From the listing below, pull out the lines that hold "Shipping".

Data excerpts:
_ _ _ _ _ _ _

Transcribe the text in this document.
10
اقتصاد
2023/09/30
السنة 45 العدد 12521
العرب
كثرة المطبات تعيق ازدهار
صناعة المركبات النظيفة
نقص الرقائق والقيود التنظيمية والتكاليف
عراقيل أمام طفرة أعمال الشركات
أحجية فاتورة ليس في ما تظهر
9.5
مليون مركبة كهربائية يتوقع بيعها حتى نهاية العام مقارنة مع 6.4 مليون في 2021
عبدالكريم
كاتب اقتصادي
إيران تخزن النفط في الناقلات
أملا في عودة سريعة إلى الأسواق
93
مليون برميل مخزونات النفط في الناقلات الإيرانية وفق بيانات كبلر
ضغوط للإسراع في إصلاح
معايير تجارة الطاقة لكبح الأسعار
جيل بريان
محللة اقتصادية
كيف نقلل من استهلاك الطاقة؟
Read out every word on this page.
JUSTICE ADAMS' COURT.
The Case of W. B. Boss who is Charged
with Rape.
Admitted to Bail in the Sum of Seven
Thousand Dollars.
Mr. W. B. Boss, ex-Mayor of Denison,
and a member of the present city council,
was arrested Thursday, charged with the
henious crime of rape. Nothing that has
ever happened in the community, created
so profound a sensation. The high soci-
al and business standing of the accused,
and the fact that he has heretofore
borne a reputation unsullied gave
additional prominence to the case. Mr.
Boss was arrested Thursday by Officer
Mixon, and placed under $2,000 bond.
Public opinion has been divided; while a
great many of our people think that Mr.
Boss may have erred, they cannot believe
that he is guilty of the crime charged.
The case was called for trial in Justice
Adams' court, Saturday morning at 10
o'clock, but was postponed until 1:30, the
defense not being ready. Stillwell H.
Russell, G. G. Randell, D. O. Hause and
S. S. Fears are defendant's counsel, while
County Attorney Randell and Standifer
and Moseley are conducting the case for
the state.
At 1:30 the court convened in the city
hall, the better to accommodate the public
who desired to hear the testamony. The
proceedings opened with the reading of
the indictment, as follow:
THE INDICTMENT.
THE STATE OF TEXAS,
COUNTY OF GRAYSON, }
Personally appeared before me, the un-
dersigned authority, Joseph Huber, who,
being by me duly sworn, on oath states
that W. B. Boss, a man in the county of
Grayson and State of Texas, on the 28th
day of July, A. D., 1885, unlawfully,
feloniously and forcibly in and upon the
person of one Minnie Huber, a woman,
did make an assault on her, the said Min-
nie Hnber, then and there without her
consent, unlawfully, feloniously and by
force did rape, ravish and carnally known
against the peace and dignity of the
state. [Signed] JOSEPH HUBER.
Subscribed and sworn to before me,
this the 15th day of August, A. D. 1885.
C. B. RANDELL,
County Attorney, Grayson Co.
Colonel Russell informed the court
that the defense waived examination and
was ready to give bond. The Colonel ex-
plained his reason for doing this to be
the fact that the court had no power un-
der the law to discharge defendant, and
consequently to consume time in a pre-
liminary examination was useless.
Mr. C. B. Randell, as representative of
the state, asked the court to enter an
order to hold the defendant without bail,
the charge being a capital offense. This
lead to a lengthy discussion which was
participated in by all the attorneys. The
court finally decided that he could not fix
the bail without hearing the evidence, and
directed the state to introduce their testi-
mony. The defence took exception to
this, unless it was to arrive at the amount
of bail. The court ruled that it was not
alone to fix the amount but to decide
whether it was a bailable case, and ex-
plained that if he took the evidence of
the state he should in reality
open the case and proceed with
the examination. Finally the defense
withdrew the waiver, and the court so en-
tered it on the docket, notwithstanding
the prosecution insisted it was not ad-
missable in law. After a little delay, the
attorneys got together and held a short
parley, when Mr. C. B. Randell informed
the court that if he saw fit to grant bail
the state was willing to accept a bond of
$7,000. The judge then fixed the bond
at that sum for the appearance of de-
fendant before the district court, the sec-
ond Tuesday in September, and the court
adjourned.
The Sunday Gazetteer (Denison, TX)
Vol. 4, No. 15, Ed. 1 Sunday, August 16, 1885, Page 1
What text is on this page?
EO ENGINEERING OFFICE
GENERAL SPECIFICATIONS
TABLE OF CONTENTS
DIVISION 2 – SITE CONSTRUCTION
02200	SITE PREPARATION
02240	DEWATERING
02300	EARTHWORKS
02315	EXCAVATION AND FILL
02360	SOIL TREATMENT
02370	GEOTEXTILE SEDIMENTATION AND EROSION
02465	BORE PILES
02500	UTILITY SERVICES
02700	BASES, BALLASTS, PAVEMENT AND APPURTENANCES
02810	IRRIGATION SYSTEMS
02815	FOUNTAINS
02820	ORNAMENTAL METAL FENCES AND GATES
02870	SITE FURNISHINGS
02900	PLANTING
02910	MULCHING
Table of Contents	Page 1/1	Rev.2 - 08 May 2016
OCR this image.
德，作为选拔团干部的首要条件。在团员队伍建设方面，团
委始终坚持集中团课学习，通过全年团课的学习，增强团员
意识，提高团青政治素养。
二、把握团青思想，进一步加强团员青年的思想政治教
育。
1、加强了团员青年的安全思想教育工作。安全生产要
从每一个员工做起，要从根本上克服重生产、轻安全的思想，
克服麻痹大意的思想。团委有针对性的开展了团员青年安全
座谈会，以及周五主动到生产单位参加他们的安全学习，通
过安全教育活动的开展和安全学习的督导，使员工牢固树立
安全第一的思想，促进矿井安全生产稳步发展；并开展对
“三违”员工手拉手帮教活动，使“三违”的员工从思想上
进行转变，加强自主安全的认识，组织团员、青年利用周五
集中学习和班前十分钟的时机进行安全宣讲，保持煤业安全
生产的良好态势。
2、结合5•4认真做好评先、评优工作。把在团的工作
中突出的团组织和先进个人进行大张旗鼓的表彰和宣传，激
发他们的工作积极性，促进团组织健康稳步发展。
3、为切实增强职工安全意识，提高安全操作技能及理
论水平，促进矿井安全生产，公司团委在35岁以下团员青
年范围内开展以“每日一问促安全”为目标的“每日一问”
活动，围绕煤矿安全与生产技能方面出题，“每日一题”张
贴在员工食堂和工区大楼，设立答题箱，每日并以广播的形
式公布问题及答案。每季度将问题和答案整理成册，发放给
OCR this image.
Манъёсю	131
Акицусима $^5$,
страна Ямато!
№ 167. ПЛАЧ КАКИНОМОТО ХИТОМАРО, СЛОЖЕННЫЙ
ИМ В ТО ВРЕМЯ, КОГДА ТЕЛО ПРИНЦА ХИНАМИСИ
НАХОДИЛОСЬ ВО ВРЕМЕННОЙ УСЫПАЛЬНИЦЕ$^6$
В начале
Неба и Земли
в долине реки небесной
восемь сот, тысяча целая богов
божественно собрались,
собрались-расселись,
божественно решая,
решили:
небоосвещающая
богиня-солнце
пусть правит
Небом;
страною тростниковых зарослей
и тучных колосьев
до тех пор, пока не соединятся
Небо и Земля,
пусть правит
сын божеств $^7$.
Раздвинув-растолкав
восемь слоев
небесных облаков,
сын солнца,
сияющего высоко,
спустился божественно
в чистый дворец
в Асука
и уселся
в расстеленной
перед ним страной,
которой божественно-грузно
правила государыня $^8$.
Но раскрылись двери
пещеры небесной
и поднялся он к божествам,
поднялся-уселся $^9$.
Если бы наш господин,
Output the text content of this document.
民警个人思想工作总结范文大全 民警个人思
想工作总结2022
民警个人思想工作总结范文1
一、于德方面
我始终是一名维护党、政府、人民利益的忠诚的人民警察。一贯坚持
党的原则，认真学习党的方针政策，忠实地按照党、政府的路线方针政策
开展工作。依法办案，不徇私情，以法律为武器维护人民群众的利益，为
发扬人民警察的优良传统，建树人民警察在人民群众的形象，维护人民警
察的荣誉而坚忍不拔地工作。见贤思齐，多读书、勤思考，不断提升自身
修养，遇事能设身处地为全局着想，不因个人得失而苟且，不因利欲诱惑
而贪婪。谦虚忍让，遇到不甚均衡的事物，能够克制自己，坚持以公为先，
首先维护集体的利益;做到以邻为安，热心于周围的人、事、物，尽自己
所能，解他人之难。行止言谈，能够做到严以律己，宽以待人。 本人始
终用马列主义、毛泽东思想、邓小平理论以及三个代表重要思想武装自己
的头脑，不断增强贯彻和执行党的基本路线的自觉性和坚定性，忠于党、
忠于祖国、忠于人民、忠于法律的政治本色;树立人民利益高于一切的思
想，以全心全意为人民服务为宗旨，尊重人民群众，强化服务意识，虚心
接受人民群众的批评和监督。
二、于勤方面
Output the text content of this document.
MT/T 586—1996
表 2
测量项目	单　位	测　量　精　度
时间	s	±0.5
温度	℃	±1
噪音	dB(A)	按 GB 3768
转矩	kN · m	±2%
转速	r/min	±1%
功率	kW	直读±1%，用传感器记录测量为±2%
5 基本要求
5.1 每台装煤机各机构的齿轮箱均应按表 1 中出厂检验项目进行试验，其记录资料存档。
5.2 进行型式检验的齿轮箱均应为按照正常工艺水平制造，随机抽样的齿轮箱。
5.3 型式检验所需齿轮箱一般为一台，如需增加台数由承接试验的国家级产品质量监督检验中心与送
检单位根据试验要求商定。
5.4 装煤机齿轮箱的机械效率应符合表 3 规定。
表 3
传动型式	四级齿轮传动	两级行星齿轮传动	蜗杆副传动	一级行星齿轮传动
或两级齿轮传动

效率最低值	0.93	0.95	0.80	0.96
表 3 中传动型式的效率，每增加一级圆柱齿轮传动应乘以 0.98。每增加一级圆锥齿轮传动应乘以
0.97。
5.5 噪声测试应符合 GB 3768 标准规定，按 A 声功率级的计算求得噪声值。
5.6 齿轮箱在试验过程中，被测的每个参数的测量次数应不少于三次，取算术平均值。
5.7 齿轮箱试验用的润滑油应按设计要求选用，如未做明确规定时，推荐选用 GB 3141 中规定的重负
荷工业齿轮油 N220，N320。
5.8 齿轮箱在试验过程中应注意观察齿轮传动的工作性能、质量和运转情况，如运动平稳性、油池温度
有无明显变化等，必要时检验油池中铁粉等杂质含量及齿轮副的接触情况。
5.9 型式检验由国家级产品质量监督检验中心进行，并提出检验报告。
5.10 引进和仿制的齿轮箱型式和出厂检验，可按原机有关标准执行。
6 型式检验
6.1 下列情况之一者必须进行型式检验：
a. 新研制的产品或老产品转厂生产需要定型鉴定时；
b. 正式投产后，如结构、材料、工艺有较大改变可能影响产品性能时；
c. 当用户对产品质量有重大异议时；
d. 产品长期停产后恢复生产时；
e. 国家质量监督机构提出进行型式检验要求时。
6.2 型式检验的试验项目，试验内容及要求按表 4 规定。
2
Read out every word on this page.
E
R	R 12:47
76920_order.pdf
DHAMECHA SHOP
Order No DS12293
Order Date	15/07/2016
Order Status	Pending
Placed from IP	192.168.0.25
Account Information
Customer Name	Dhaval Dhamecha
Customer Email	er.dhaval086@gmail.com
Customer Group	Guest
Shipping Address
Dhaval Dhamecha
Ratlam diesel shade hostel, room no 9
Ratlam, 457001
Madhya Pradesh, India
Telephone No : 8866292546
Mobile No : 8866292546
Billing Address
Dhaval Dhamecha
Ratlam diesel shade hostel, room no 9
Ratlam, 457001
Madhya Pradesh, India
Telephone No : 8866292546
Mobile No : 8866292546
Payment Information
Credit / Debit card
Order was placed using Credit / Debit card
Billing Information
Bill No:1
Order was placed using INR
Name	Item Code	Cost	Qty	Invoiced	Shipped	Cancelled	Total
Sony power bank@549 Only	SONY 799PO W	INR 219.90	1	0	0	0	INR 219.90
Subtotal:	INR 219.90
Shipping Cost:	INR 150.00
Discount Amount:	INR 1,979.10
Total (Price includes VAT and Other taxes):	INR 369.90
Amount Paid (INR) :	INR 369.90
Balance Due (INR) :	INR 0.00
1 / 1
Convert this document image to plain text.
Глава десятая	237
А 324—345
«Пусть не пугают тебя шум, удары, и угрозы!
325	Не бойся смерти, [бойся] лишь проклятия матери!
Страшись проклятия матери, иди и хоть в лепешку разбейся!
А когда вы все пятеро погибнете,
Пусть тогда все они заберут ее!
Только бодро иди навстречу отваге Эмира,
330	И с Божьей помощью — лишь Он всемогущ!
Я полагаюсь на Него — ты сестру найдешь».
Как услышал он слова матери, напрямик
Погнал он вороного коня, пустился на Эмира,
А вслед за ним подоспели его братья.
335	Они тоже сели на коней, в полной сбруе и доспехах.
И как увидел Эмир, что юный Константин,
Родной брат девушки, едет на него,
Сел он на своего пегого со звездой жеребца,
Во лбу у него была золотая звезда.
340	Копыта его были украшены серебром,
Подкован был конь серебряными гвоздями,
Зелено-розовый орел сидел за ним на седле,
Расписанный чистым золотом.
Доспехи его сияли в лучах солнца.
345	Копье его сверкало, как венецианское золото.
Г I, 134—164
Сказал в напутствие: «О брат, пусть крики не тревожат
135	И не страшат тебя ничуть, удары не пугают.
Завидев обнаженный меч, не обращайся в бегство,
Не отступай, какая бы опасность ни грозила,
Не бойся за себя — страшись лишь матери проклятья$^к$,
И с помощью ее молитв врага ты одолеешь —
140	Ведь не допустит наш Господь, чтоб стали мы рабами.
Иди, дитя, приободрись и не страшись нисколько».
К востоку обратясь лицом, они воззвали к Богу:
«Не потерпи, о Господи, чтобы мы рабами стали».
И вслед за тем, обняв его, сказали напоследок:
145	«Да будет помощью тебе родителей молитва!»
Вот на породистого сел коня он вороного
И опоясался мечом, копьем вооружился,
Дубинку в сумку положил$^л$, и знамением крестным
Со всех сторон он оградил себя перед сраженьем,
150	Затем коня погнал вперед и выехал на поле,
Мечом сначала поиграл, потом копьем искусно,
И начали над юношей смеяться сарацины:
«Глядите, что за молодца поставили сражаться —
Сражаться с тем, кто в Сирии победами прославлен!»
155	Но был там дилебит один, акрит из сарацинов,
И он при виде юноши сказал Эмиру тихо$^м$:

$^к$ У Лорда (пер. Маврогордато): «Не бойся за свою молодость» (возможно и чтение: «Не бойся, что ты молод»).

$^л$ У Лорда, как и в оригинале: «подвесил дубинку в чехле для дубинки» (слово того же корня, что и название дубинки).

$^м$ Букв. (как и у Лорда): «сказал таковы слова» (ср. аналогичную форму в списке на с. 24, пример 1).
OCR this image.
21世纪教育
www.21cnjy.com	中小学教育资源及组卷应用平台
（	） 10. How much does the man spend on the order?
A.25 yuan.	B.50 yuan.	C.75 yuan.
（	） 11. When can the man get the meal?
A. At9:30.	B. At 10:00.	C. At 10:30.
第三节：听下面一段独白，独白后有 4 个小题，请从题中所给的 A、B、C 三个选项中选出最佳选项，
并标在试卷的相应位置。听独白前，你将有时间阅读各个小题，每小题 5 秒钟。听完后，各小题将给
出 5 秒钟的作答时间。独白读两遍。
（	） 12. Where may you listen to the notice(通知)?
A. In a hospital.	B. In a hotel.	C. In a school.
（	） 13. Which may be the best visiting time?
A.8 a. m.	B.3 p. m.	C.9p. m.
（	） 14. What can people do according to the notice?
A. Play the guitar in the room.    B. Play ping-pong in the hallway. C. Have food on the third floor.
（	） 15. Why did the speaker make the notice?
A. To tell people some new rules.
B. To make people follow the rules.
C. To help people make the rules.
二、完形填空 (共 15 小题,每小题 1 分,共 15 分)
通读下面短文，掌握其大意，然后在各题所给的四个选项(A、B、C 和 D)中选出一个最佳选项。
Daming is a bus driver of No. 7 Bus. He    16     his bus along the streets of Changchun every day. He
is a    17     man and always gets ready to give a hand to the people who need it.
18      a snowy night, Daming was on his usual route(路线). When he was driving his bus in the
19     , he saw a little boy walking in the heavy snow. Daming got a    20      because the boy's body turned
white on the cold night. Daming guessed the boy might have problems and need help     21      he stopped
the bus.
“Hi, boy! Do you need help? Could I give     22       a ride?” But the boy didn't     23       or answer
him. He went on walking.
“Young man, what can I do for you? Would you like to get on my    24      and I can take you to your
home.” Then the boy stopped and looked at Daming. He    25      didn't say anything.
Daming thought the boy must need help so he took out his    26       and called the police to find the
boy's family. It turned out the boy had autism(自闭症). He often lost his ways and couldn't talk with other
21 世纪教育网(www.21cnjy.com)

_ _ _ _ _ _ _

▶ **RESULT OF THE TASK**
Shipping Address
Shipping Cost:	INR 150.00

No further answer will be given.